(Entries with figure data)
════════════════

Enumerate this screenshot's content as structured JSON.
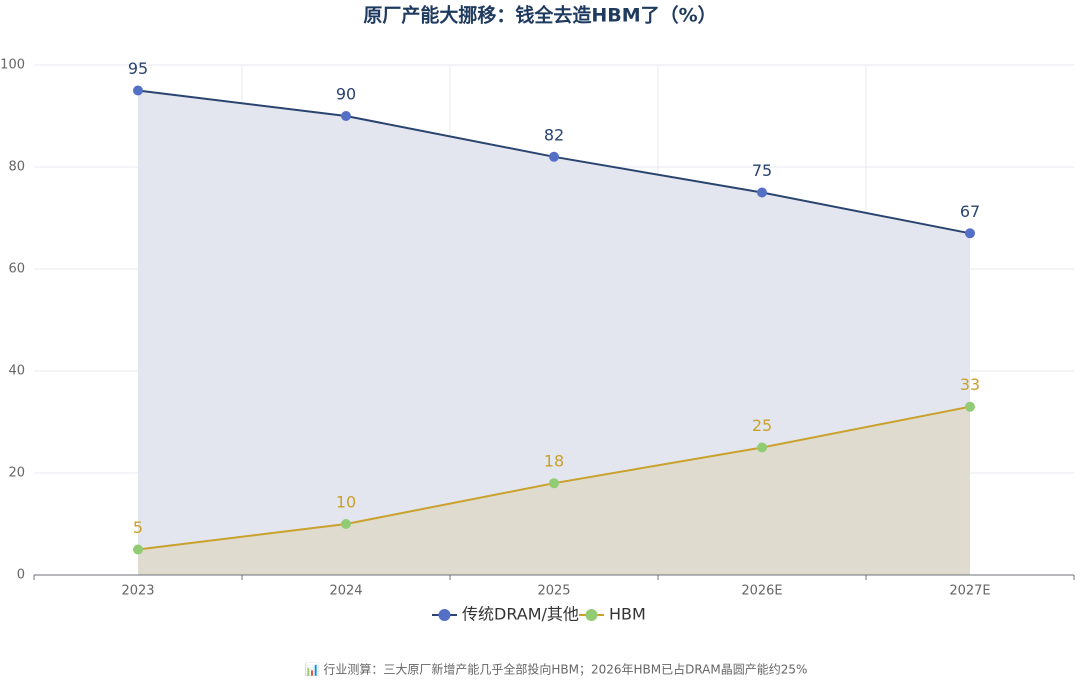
{
  "chart_data": {
    "type": "line",
    "title": "原厂产能大挪移：钱全去造HBM了（%）",
    "categories": [
      "2023",
      "2024",
      "2025",
      "2026E",
      "2027E"
    ],
    "series": [
      {
        "name": "传统DRAM/其他",
        "color": "#2a4470",
        "marker_color": "#5470c6",
        "label_color": "#2a4470",
        "area_color": "#e3e6ee",
        "values": [
          95,
          90,
          82,
          75,
          67
        ]
      },
      {
        "name": "HBM",
        "color": "#c9a12c",
        "marker_color": "#91cc75",
        "label_color": "#c9a12c",
        "area_color": "#dfdccf",
        "values": [
          5,
          10,
          18,
          25,
          33
        ]
      }
    ],
    "ylim": [
      0,
      100
    ],
    "yticks": [
      0,
      20,
      40,
      60,
      80,
      100
    ],
    "grid": true,
    "legend": "bottom",
    "note": "📊 行业测算：三大原厂新增产能几乎全部投向HBM；2026年HBM已占DRAM晶圆产能约25%"
  }
}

════════════════

Transcribe the records above verbatim. Do not carry over any picture.

# Answer to this problem:
Enumerate this screenshot's content as structured JSON.
{
  "chart_data": {
    "type": "line",
    "title": "原厂产能大挪移：钱全去造HBM了（%）",
    "categories": [
      "2023",
      "2024",
      "2025",
      "2026E",
      "2027E"
    ],
    "series": [
      {
        "name": "传统DRAM/其他",
        "color": "#2a4470",
        "marker_color": "#5470c6",
        "label_color": "#2a4470",
        "area_color": "#e3e6ee",
        "values": [
          95,
          90,
          82,
          75,
          67
        ]
      },
      {
        "name": "HBM",
        "color": "#c9a12c",
        "marker_color": "#91cc75",
        "label_color": "#c9a12c",
        "area_color": "#dfdccf",
        "values": [
          5,
          10,
          18,
          25,
          33
        ]
      }
    ],
    "ylim": [
      0,
      100
    ],
    "yticks": [
      0,
      20,
      40,
      60,
      80,
      100
    ],
    "grid": true,
    "legend": "bottom",
    "note": "📊 行业测算：三大原厂新增产能几乎全部投向HBM；2026年HBM已占DRAM晶圆产能约25%"
  }
}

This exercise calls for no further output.